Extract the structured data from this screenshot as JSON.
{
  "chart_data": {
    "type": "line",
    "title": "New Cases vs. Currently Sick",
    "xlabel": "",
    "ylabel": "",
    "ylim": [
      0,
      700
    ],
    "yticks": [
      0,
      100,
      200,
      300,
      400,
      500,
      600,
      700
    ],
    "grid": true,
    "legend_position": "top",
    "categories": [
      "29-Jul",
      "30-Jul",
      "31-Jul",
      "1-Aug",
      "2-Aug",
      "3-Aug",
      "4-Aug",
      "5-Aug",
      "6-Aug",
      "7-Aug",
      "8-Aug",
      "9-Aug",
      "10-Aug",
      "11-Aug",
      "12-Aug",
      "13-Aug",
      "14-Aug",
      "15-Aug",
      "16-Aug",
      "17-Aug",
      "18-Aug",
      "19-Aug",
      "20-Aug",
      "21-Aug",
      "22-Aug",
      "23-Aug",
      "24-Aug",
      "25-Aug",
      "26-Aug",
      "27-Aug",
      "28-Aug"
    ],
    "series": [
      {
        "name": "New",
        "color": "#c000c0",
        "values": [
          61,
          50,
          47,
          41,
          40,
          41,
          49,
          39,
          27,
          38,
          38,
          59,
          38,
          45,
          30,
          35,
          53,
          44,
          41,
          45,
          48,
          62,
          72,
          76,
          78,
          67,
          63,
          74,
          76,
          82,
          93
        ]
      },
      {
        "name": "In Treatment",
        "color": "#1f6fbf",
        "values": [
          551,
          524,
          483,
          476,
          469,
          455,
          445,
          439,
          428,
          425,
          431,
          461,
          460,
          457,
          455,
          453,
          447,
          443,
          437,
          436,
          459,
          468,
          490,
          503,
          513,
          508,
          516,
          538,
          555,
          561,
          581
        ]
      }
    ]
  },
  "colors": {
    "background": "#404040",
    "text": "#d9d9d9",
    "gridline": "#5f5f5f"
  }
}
━━━━
◆ **Aim**:
Exactly reproduce all of the entries above.

◆ **Output below**:
Extract the structured data from this screenshot as JSON.
{
  "chart_data": {
    "type": "line",
    "title": "New Cases vs. Currently Sick",
    "xlabel": "",
    "ylabel": "",
    "ylim": [
      0,
      700
    ],
    "yticks": [
      0,
      100,
      200,
      300,
      400,
      500,
      600,
      700
    ],
    "grid": true,
    "legend_position": "top",
    "categories": [
      "29-Jul",
      "30-Jul",
      "31-Jul",
      "1-Aug",
      "2-Aug",
      "3-Aug",
      "4-Aug",
      "5-Aug",
      "6-Aug",
      "7-Aug",
      "8-Aug",
      "9-Aug",
      "10-Aug",
      "11-Aug",
      "12-Aug",
      "13-Aug",
      "14-Aug",
      "15-Aug",
      "16-Aug",
      "17-Aug",
      "18-Aug",
      "19-Aug",
      "20-Aug",
      "21-Aug",
      "22-Aug",
      "23-Aug",
      "24-Aug",
      "25-Aug",
      "26-Aug",
      "27-Aug",
      "28-Aug"
    ],
    "series": [
      {
        "name": "New",
        "color": "#c000c0",
        "values": [
          61,
          50,
          47,
          41,
          40,
          41,
          49,
          39,
          27,
          38,
          38,
          59,
          38,
          45,
          30,
          35,
          53,
          44,
          41,
          45,
          48,
          62,
          72,
          76,
          78,
          67,
          63,
          74,
          76,
          82,
          93
        ]
      },
      {
        "name": "In Treatment",
        "color": "#1f6fbf",
        "values": [
          551,
          524,
          483,
          476,
          469,
          455,
          445,
          439,
          428,
          425,
          431,
          461,
          460,
          457,
          455,
          453,
          447,
          443,
          437,
          436,
          459,
          468,
          490,
          503,
          513,
          508,
          516,
          538,
          555,
          561,
          581
        ]
      }
    ]
  },
  "colors": {
    "background": "#404040",
    "text": "#d9d9d9",
    "gridline": "#5f5f5f"
  }
}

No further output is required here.